AIM OF THE TASK ▸
Go through the entries and count the lines with the string "documents" in them. Give only that number.

EXCERPTED RECORDS ▸

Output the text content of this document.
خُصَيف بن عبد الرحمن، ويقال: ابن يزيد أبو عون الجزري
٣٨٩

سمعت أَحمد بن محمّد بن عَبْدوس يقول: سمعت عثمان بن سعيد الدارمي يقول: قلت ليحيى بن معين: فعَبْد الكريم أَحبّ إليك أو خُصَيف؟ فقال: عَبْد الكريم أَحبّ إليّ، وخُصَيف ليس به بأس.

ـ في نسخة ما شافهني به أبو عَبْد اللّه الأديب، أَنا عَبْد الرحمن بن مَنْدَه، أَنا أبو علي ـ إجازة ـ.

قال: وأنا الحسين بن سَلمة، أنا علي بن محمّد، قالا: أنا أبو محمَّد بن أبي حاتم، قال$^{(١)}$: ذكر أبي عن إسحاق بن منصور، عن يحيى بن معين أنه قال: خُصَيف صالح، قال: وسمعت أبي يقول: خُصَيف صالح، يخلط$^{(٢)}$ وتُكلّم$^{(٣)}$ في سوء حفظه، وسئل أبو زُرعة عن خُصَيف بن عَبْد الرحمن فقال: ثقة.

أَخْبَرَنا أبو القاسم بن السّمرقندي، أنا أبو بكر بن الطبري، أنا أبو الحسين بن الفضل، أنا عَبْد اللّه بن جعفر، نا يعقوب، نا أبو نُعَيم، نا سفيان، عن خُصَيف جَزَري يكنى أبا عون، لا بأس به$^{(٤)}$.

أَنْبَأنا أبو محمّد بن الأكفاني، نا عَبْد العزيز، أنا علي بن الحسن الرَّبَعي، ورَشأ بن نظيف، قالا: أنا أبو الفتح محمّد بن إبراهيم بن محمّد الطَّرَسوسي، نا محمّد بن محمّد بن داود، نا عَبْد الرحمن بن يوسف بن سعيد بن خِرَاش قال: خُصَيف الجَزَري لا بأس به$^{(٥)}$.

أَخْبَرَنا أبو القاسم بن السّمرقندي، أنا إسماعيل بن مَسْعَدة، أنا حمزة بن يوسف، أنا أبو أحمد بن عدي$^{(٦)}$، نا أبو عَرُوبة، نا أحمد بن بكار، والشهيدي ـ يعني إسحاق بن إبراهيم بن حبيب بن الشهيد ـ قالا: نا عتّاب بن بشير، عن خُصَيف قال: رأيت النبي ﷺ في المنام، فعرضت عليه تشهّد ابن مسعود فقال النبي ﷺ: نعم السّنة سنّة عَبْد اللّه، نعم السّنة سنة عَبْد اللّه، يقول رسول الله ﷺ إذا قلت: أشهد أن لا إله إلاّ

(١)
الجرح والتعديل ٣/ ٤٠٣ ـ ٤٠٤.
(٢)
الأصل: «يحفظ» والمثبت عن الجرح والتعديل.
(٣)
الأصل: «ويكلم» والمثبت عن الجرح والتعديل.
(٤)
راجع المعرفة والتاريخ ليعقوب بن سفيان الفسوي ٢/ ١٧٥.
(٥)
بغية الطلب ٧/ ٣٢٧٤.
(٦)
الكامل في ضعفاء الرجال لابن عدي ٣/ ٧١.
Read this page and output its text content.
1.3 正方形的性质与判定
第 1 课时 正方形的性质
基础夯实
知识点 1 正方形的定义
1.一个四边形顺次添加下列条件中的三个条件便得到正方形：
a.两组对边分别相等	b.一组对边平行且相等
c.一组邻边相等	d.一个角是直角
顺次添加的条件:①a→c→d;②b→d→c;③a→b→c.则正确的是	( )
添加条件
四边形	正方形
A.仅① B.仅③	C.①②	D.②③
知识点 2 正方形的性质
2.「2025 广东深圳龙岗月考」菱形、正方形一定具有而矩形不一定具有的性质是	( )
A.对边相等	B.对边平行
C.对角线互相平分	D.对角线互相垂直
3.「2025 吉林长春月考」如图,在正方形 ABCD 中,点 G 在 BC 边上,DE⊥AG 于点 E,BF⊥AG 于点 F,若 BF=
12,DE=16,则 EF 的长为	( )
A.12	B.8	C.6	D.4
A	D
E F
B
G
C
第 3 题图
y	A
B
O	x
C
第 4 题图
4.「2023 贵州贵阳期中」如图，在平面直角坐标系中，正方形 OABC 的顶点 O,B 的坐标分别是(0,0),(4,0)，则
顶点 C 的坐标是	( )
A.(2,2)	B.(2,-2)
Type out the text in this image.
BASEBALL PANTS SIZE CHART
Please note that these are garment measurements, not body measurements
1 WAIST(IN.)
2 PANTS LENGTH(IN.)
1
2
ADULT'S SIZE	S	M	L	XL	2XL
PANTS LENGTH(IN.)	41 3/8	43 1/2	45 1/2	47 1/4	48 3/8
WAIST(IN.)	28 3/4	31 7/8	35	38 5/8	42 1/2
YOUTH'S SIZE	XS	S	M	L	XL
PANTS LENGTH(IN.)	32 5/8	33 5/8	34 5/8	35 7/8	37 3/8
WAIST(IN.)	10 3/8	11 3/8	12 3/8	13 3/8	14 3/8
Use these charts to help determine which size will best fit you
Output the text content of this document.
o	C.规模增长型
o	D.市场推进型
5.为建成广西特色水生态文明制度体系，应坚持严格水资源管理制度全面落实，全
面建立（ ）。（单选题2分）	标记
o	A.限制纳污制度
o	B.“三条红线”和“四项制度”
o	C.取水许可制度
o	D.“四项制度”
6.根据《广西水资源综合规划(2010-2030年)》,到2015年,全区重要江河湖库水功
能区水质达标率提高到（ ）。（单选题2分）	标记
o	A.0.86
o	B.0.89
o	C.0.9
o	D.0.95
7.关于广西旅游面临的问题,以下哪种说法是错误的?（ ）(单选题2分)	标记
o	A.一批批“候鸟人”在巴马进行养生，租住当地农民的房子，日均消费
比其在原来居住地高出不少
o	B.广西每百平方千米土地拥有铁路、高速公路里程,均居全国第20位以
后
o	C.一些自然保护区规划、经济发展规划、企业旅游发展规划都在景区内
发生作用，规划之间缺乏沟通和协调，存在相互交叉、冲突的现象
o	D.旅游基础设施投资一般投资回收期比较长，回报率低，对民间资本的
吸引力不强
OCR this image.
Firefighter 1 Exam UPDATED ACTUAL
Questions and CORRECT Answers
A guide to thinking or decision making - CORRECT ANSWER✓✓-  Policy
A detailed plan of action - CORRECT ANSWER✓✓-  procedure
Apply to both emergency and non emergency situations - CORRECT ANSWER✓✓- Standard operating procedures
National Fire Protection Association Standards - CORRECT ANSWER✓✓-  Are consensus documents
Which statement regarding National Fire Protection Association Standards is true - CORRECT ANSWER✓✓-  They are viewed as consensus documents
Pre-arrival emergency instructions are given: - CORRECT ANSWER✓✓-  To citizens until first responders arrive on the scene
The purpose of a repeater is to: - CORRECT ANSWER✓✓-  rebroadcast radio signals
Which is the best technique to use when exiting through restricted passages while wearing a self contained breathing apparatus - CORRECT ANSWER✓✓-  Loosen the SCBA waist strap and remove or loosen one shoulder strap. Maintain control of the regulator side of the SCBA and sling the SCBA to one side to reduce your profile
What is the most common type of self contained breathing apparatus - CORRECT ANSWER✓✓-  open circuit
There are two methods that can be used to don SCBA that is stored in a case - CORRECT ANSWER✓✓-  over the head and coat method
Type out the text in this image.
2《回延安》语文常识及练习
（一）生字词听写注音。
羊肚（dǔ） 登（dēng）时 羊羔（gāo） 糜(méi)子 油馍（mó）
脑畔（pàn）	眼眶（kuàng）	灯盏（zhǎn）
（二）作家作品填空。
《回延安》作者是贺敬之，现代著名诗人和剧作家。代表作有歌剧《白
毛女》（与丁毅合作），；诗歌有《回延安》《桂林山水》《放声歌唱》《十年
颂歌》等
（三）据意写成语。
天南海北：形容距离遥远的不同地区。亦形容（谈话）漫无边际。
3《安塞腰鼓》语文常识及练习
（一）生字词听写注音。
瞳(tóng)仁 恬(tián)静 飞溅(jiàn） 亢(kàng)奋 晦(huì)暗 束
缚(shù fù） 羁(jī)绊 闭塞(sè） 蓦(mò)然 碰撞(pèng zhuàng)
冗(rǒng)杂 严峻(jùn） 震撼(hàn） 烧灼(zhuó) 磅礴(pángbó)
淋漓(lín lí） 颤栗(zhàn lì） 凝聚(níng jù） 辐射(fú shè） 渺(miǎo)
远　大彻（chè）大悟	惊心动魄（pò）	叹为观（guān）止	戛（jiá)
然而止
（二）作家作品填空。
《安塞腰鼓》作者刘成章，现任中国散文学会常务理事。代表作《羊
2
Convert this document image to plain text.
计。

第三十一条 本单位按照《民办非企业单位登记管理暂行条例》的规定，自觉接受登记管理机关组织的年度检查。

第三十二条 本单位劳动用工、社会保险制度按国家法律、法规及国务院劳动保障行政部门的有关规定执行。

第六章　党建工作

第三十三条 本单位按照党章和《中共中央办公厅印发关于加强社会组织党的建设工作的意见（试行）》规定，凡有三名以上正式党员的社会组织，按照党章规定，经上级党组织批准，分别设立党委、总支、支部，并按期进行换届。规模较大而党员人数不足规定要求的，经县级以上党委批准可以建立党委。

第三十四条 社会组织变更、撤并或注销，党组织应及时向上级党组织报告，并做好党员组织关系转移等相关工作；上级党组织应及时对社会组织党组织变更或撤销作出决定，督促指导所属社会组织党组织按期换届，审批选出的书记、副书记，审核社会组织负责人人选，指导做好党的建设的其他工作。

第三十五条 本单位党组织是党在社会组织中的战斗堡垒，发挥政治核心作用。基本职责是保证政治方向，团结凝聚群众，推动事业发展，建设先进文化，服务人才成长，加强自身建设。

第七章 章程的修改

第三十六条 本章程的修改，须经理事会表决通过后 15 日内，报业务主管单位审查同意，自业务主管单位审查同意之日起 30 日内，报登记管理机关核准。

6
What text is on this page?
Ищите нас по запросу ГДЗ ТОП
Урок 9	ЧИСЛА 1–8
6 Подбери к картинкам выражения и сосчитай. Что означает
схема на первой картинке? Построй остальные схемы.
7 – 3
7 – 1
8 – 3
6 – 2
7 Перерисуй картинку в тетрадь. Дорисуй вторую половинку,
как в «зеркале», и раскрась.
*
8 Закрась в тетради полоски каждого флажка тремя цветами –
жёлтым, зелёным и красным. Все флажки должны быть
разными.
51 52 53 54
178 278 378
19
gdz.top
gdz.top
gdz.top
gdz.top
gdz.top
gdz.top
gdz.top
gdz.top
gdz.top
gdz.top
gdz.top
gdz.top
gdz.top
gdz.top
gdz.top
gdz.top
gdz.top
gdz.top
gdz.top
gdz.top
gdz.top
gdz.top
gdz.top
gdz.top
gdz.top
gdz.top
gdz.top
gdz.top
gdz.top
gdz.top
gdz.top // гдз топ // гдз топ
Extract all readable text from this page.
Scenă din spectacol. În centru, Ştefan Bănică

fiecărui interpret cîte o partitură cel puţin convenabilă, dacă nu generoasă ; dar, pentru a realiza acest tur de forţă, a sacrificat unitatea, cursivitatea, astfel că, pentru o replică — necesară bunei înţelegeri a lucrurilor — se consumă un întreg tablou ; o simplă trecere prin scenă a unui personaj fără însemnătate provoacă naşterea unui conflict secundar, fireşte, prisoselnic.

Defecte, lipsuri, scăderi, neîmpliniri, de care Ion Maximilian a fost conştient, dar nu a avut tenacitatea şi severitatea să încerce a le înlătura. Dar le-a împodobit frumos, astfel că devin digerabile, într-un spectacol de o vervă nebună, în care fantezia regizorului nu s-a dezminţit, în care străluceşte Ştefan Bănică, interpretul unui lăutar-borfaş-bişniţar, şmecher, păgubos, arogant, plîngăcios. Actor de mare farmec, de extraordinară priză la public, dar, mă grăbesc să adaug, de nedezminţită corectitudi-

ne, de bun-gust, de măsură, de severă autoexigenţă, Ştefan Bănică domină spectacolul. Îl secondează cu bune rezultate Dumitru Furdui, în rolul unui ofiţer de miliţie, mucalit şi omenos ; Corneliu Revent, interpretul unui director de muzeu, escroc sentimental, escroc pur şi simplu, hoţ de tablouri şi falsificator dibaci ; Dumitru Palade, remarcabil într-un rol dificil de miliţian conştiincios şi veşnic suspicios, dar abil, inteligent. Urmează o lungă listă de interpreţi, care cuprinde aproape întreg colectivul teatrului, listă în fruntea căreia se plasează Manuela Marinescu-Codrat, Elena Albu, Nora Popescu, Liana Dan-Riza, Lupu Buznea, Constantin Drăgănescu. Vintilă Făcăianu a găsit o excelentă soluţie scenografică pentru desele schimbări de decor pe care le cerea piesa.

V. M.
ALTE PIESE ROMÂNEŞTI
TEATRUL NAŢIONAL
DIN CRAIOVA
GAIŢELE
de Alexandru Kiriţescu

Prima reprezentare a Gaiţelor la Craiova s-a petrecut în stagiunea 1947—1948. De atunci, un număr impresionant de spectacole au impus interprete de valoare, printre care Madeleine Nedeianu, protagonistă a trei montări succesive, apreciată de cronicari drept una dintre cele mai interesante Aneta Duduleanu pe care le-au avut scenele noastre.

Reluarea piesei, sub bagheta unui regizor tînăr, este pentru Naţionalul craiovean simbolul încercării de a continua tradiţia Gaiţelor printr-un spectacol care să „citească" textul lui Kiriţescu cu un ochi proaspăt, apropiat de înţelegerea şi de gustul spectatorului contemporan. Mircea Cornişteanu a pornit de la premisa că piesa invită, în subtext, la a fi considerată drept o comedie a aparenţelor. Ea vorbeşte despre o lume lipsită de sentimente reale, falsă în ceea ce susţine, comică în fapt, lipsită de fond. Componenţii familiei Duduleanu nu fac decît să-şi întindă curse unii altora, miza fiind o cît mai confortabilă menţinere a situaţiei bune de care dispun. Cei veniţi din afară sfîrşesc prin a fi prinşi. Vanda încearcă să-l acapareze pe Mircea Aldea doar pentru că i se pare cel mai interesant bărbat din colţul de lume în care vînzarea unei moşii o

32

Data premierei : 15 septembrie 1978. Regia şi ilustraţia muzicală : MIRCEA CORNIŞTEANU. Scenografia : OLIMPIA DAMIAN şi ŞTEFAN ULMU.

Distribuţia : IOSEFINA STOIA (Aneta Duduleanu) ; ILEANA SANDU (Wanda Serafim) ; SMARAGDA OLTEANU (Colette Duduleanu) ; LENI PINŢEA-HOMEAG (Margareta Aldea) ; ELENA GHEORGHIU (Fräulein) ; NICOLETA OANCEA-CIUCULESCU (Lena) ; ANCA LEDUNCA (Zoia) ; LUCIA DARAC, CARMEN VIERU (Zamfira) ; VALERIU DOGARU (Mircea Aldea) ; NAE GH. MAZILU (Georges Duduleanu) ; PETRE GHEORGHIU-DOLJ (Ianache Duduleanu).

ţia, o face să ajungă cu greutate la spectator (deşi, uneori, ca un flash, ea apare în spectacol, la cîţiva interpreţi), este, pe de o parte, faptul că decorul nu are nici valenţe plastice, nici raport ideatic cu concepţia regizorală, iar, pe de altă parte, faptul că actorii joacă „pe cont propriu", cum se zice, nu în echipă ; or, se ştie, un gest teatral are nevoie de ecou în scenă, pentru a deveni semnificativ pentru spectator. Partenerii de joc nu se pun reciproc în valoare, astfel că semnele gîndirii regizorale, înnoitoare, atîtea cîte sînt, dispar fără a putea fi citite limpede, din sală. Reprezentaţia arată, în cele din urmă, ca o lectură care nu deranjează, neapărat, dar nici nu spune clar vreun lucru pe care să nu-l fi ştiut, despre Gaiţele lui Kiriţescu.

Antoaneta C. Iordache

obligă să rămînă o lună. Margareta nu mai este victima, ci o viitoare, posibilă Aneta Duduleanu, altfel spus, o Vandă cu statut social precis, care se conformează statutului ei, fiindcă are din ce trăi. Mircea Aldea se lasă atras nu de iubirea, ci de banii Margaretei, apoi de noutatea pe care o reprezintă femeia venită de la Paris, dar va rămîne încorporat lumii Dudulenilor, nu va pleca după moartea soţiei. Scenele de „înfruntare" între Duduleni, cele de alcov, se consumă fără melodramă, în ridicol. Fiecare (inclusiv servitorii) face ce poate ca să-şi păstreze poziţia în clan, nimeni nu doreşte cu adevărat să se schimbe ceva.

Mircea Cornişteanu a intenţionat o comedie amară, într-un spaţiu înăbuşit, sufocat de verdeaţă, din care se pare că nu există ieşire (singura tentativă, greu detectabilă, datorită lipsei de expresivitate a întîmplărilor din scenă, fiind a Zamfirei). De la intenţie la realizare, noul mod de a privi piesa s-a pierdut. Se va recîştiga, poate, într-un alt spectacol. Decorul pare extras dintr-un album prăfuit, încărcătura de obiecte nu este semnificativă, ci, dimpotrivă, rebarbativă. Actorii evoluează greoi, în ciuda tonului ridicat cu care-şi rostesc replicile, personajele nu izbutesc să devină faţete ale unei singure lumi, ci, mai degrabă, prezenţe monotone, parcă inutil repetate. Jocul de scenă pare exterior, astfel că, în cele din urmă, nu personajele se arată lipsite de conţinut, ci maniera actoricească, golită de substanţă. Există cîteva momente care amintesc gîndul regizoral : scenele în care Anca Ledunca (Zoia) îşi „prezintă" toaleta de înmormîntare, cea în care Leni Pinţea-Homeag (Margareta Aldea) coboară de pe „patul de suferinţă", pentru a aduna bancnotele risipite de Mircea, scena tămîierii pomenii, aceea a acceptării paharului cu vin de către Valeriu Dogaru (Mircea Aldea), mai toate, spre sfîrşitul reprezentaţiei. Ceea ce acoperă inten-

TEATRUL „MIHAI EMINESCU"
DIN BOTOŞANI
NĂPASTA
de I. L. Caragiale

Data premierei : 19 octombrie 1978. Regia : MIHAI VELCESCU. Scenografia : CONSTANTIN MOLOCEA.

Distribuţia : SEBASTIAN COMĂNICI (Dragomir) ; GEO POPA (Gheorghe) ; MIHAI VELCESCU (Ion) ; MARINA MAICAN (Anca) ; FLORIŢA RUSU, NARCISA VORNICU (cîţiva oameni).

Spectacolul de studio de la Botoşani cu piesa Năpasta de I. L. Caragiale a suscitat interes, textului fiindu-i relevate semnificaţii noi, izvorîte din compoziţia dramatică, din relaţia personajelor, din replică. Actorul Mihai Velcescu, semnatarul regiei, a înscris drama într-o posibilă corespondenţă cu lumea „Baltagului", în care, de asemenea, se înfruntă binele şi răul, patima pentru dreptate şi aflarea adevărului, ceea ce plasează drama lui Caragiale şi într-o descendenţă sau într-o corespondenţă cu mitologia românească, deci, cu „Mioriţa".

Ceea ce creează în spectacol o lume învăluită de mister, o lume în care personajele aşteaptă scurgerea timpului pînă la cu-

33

TASK OUTPUT ▸
2